> Work instructions: All of the data that follows should be retyped exactly, please, except the pictures.

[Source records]
+===+

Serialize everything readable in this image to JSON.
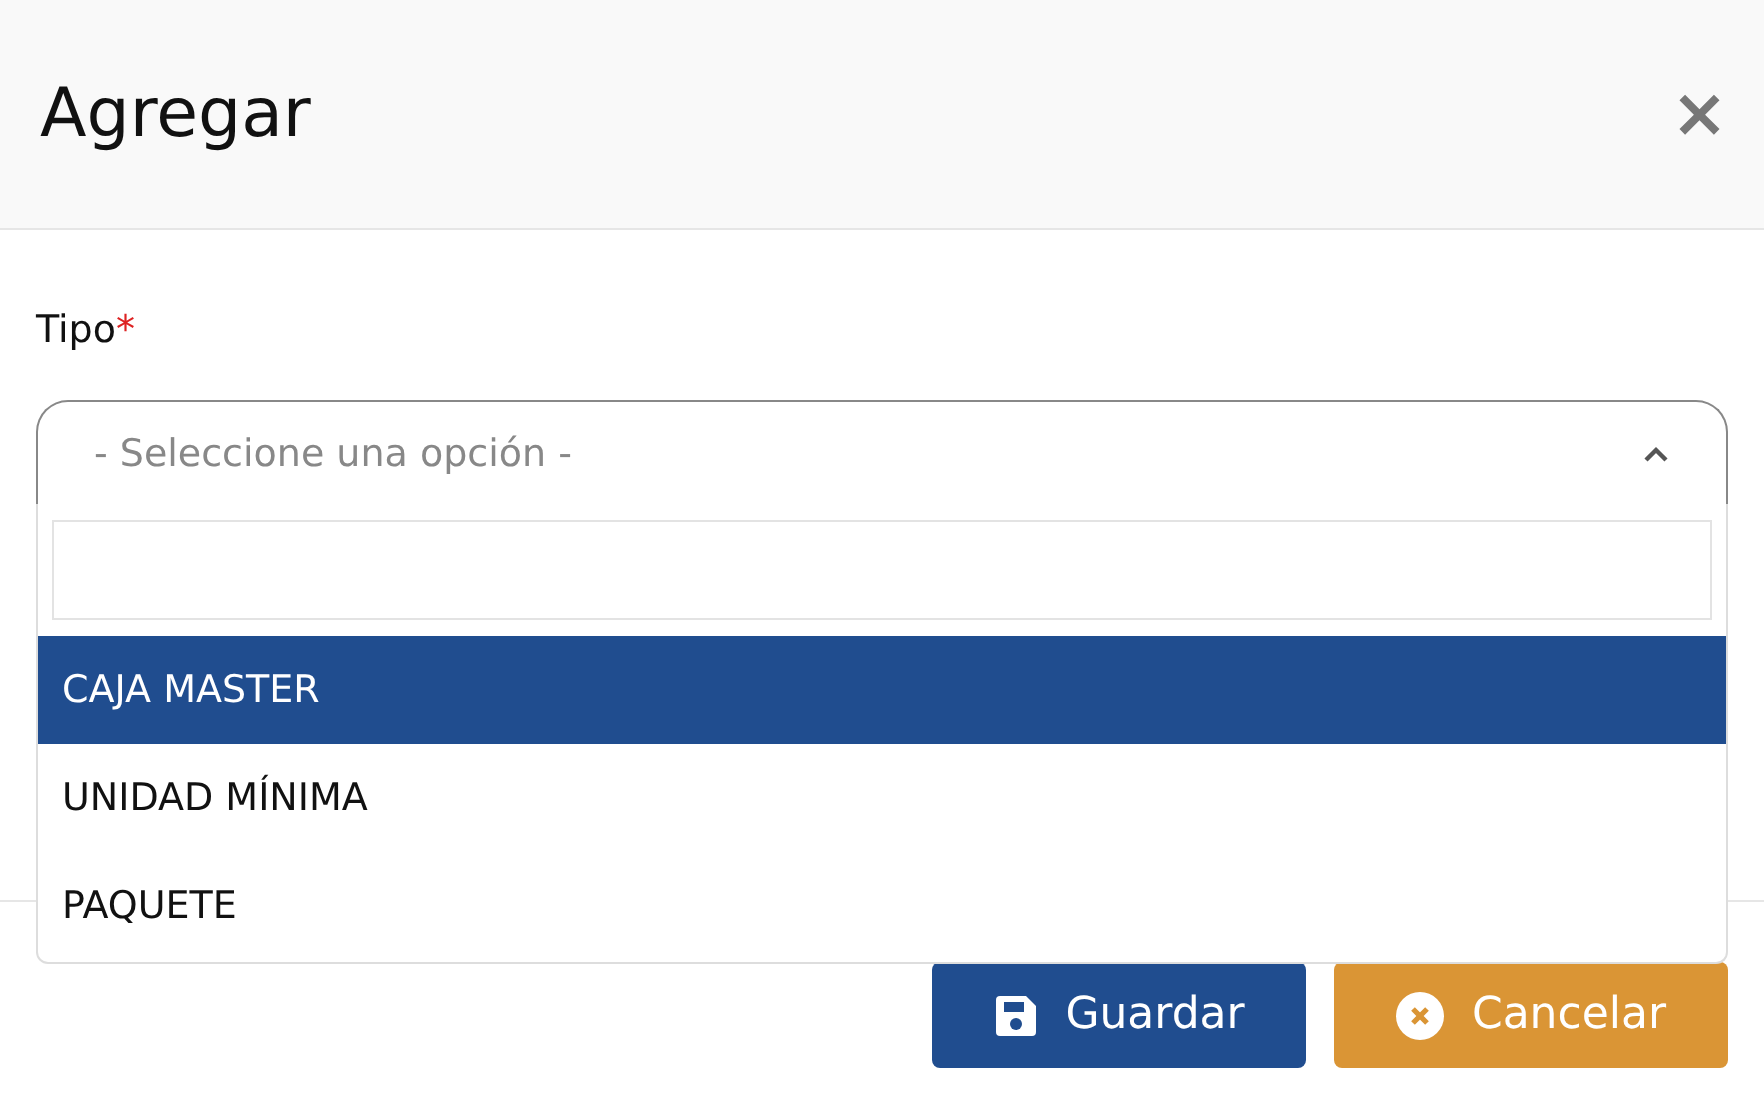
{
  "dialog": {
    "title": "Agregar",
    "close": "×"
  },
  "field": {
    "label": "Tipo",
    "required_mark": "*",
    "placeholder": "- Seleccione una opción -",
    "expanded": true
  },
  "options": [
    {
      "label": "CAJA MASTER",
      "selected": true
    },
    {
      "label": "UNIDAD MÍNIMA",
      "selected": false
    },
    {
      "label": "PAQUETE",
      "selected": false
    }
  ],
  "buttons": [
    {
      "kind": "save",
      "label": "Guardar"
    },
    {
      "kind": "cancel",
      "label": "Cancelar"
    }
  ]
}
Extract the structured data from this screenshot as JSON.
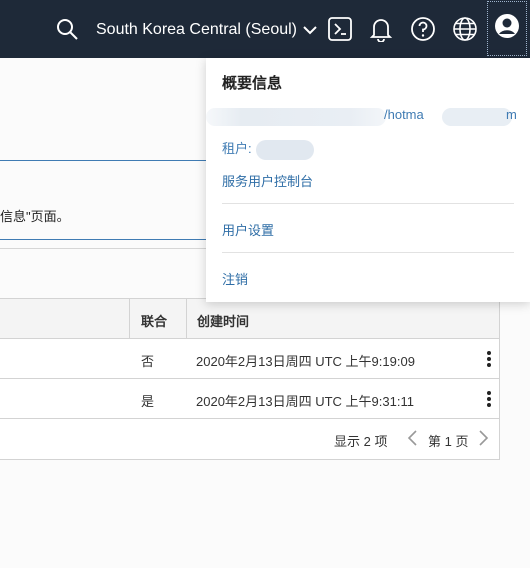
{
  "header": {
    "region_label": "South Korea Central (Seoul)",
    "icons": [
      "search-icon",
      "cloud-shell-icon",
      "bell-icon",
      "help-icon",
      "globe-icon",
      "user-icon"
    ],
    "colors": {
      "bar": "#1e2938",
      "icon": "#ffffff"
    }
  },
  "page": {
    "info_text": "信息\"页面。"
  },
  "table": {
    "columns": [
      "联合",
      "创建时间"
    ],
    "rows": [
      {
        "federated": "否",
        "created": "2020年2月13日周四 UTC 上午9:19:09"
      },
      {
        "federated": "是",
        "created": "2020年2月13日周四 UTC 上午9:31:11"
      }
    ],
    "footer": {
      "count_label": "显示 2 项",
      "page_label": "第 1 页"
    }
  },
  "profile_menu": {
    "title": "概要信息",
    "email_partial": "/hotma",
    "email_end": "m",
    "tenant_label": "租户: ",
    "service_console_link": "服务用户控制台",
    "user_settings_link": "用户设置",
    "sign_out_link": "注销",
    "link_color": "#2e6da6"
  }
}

+===+

> Reply:
Serialize everything readable in this image to JSON.
{
  "dialog": {
    "title": "Agregar",
    "close": "×"
  },
  "field": {
    "label": "Tipo",
    "required_mark": "*",
    "placeholder": "- Seleccione una opción -",
    "expanded": true
  },
  "options": [
    {
      "label": "CAJA MASTER",
      "selected": true
    },
    {
      "label": "UNIDAD MÍNIMA",
      "selected": false
    },
    {
      "label": "PAQUETE",
      "selected": false
    }
  ],
  "buttons": [
    {
      "kind": "save",
      "label": "Guardar"
    },
    {
      "kind": "cancel",
      "label": "Cancelar"
    }
  ]
}
Extract the structured data from this screenshot as JSON.
{
  "header": {
    "region_label": "South Korea Central (Seoul)",
    "icons": [
      "search-icon",
      "cloud-shell-icon",
      "bell-icon",
      "help-icon",
      "globe-icon",
      "user-icon"
    ],
    "colors": {
      "bar": "#1e2938",
      "icon": "#ffffff"
    }
  },
  "page": {
    "info_text": "信息\"页面。"
  },
  "table": {
    "columns": [
      "联合",
      "创建时间"
    ],
    "rows": [
      {
        "federated": "否",
        "created": "2020年2月13日周四 UTC 上午9:19:09"
      },
      {
        "federated": "是",
        "created": "2020年2月13日周四 UTC 上午9:31:11"
      }
    ],
    "footer": {
      "count_label": "显示 2 项",
      "page_label": "第 1 页"
    }
  },
  "profile_menu": {
    "title": "概要信息",
    "email_partial": "/hotma",
    "email_end": "m",
    "tenant_label": "租户: ",
    "service_console_link": "服务用户控制台",
    "user_settings_link": "用户设置",
    "sign_out_link": "注销",
    "link_color": "#2e6da6"
  }
}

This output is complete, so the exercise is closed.